• THE EXERCISE
Leave out the images and repeat the listing below without a single change.

• WORKING DATA

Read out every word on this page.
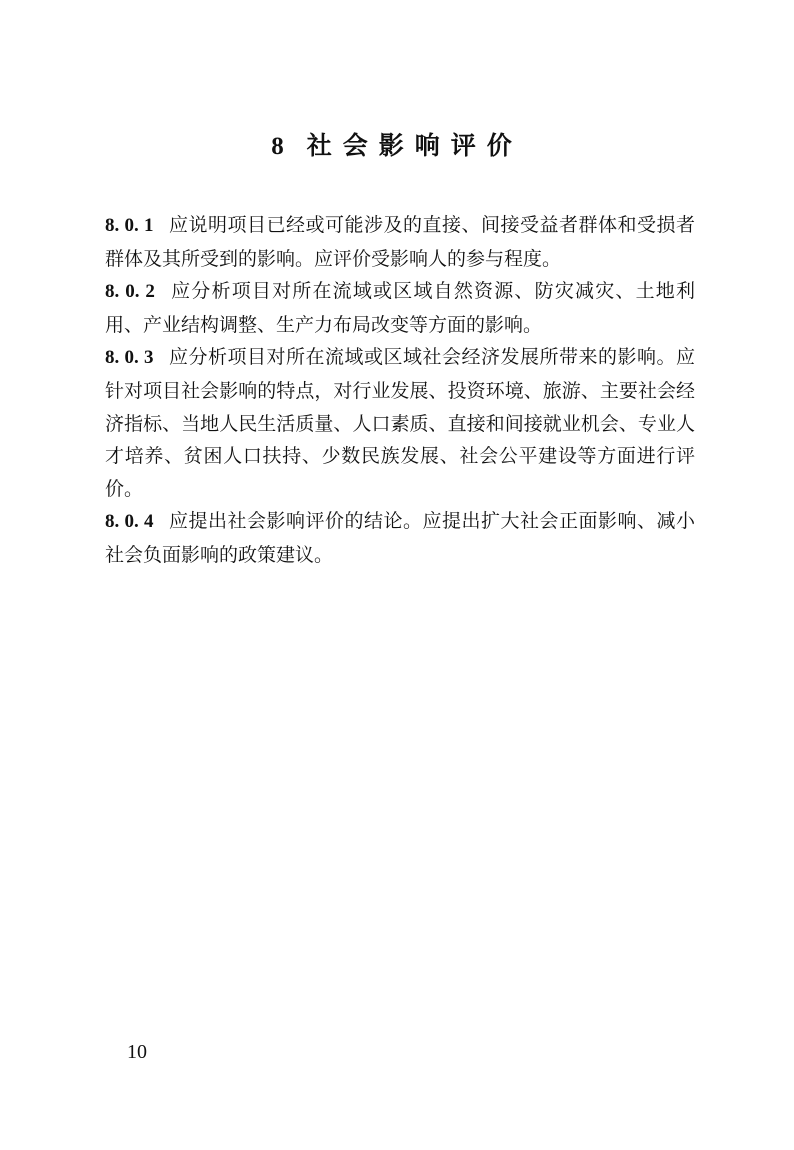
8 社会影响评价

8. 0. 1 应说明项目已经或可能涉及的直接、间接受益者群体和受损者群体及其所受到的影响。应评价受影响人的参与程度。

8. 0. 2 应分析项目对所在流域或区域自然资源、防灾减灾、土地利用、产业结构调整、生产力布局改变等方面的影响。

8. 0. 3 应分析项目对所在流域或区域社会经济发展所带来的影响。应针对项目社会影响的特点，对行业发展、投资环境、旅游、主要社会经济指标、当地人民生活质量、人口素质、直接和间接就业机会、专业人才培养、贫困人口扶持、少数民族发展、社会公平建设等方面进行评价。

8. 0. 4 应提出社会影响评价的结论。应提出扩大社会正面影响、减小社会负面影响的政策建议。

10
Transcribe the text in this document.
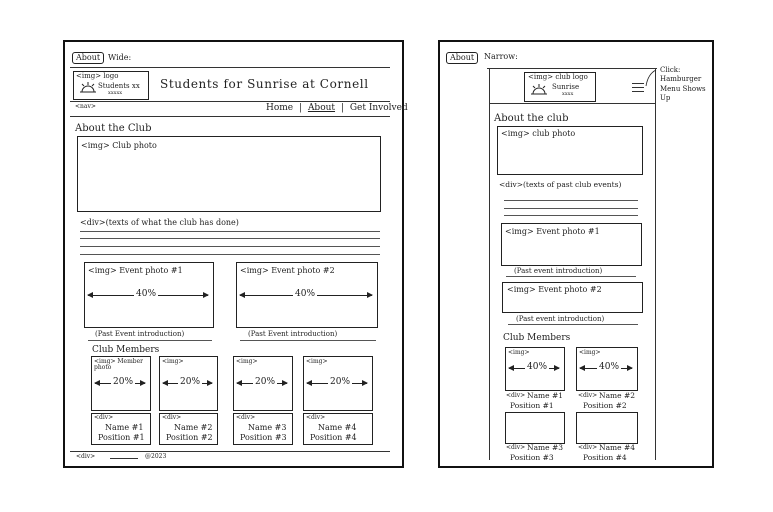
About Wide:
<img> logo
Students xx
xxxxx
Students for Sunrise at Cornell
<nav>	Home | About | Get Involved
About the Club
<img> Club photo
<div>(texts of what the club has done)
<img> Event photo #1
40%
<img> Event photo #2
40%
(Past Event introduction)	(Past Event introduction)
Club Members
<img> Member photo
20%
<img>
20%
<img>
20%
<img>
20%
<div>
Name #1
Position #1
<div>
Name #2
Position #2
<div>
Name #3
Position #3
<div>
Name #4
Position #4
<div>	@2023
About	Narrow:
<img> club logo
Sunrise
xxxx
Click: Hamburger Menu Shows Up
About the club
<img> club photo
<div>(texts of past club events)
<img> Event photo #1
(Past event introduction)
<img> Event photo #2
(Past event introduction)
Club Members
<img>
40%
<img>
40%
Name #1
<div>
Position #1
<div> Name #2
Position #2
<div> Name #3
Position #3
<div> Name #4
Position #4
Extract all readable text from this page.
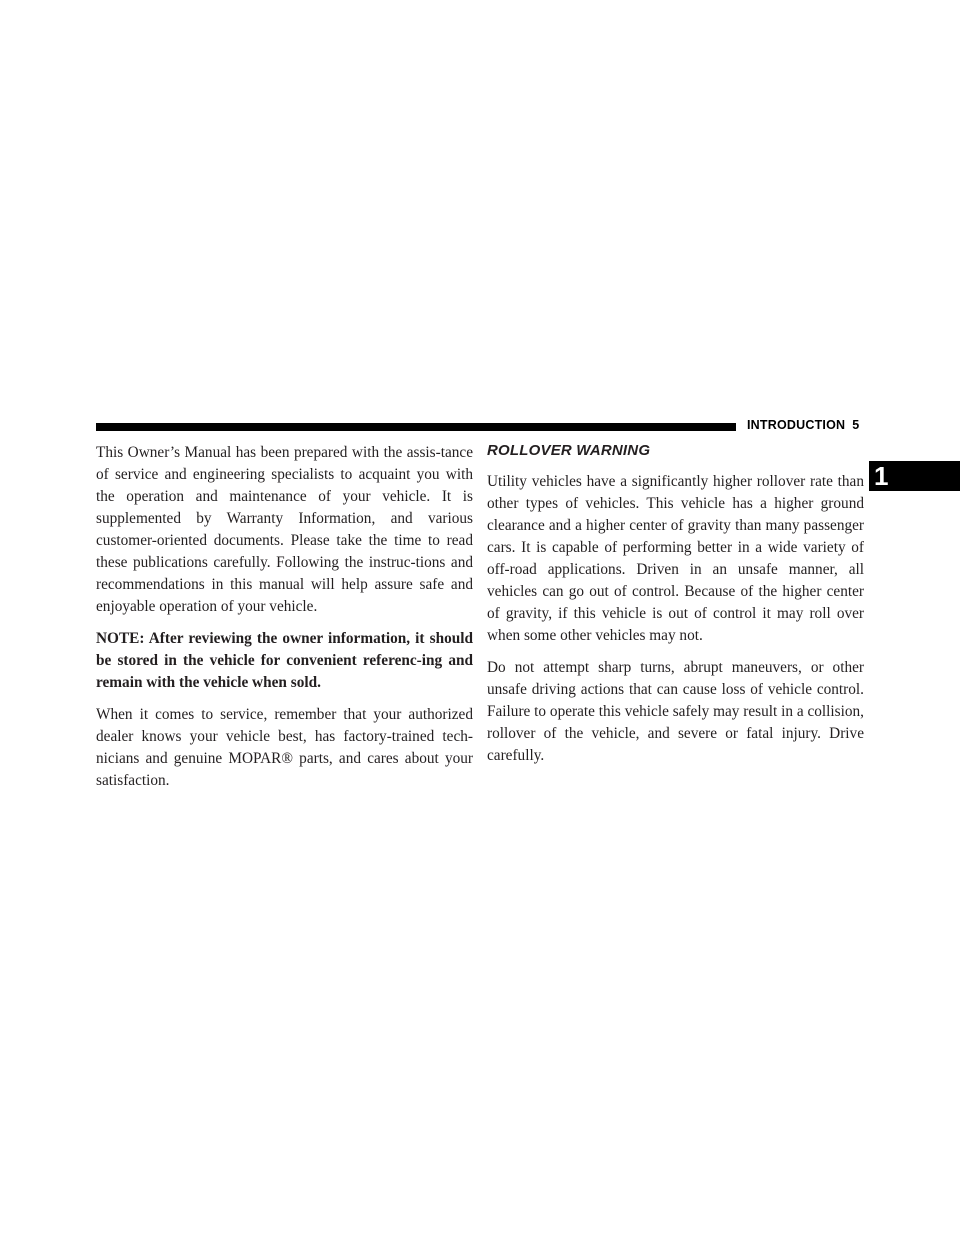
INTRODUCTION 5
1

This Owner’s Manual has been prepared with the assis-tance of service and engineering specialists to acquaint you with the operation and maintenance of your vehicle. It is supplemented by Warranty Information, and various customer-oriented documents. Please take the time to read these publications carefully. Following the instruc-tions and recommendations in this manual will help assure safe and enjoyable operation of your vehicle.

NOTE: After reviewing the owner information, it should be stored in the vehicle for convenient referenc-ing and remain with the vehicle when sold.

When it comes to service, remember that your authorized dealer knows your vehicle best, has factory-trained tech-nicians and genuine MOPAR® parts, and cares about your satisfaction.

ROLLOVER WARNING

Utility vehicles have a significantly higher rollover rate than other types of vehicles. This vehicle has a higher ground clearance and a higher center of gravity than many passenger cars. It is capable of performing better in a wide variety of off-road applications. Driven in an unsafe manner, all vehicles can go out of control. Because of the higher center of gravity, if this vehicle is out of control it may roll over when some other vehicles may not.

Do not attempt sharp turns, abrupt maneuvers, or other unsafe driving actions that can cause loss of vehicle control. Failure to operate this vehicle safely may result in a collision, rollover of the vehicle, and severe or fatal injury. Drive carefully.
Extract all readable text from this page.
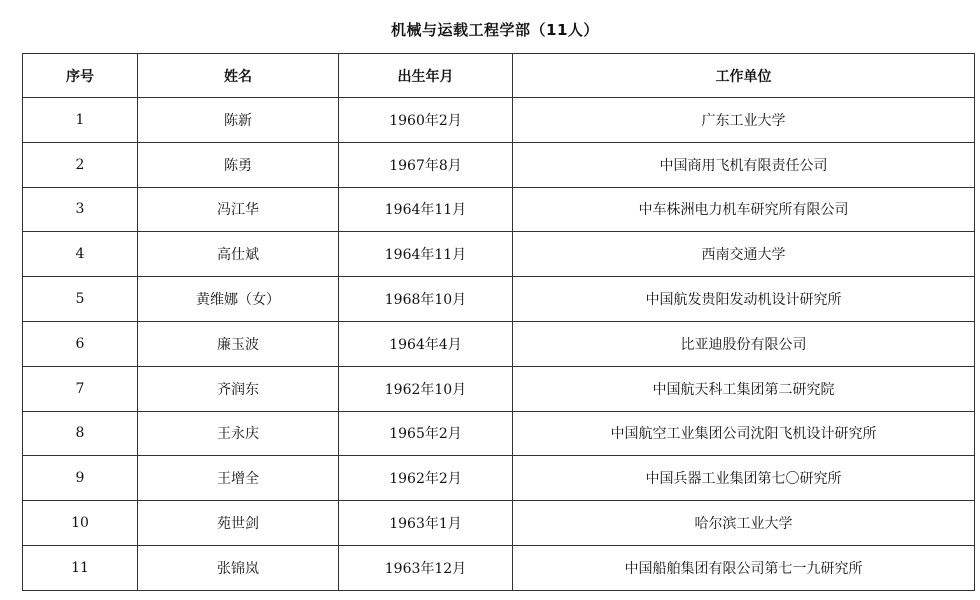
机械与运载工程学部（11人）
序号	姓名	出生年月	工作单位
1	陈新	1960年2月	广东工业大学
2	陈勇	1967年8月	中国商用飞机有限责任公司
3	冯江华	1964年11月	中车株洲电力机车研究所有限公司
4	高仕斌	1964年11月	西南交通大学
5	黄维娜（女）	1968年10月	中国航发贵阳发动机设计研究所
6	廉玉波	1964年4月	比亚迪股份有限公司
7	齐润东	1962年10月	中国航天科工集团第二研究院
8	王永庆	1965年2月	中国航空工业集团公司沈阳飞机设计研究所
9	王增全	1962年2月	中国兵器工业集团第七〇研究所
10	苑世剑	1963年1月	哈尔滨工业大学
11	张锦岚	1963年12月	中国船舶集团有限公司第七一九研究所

• FULL SOLUTION
Read out every word on this page.
8 社会影响评价

8. 0. 1 应说明项目已经或可能涉及的直接、间接受益者群体和受损者群体及其所受到的影响。应评价受影响人的参与程度。

8. 0. 2 应分析项目对所在流域或区域自然资源、防灾减灾、土地利用、产业结构调整、生产力布局改变等方面的影响。

8. 0. 3 应分析项目对所在流域或区域社会经济发展所带来的影响。应针对项目社会影响的特点，对行业发展、投资环境、旅游、主要社会经济指标、当地人民生活质量、人口素质、直接和间接就业机会、专业人才培养、贫困人口扶持、少数民族发展、社会公平建设等方面进行评价。

8. 0. 4 应提出社会影响评价的结论。应提出扩大社会正面影响、减小社会负面影响的政策建议。

10
Transcribe the text in this document.
About Wide:
<img> logo
Students xx
xxxxx
Students for Sunrise at Cornell
<nav>	Home | About | Get Involved
About the Club
<img> Club photo
<div>(texts of what the club has done)
<img> Event photo #1
40%
<img> Event photo #2
40%
(Past Event introduction)	(Past Event introduction)
Club Members
<img> Member photo
20%
<img>
20%
<img>
20%
<img>
20%
<div>
Name #1
Position #1
<div>
Name #2
Position #2
<div>
Name #3
Position #3
<div>
Name #4
Position #4
<div>	@2023
About	Narrow:
<img> club logo
Sunrise
xxxx
Click: Hamburger Menu Shows Up
About the club
<img> club photo
<div>(texts of past club events)
<img> Event photo #1
(Past event introduction)
<img> Event photo #2
(Past event introduction)
Club Members
<img>
40%
<img>
40%
Name #1
<div>
Position #1
<div> Name #2
Position #2
<div> Name #3
Position #3
<div> Name #4
Position #4
Extract all readable text from this page.
INTRODUCTION 5
1

This Owner’s Manual has been prepared with the assis-tance of service and engineering specialists to acquaint you with the operation and maintenance of your vehicle. It is supplemented by Warranty Information, and various customer-oriented documents. Please take the time to read these publications carefully. Following the instruc-tions and recommendations in this manual will help assure safe and enjoyable operation of your vehicle.

NOTE: After reviewing the owner information, it should be stored in the vehicle for convenient referenc-ing and remain with the vehicle when sold.

When it comes to service, remember that your authorized dealer knows your vehicle best, has factory-trained tech-nicians and genuine MOPAR® parts, and cares about your satisfaction.

ROLLOVER WARNING

Utility vehicles have a significantly higher rollover rate than other types of vehicles. This vehicle has a higher ground clearance and a higher center of gravity than many passenger cars. It is capable of performing better in a wide variety of off-road applications. Driven in an unsafe manner, all vehicles can go out of control. Because of the higher center of gravity, if this vehicle is out of control it may roll over when some other vehicles may not.

Do not attempt sharp turns, abrupt maneuvers, or other unsafe driving actions that can cause loss of vehicle control. Failure to operate this vehicle safely may result in a collision, rollover of the vehicle, and severe or fatal injury. Drive carefully.
Extract all readable text from this page.
机械与运载工程学部（11人）
序号	姓名	出生年月	工作单位
1	陈新	1960年2月	广东工业大学
2	陈勇	1967年8月	中国商用飞机有限责任公司
3	冯江华	1964年11月	中车株洲电力机车研究所有限公司
4	高仕斌	1964年11月	西南交通大学
5	黄维娜（女）	1968年10月	中国航发贵阳发动机设计研究所
6	廉玉波	1964年4月	比亚迪股份有限公司
7	齐润东	1962年10月	中国航天科工集团第二研究院
8	王永庆	1965年2月	中国航空工业集团公司沈阳飞机设计研究所
9	王增全	1962年2月	中国兵器工业集团第七〇研究所
10	苑世剑	1963年1月	哈尔滨工业大学
11	张锦岚	1963年12月	中国船舶集团有限公司第七一九研究所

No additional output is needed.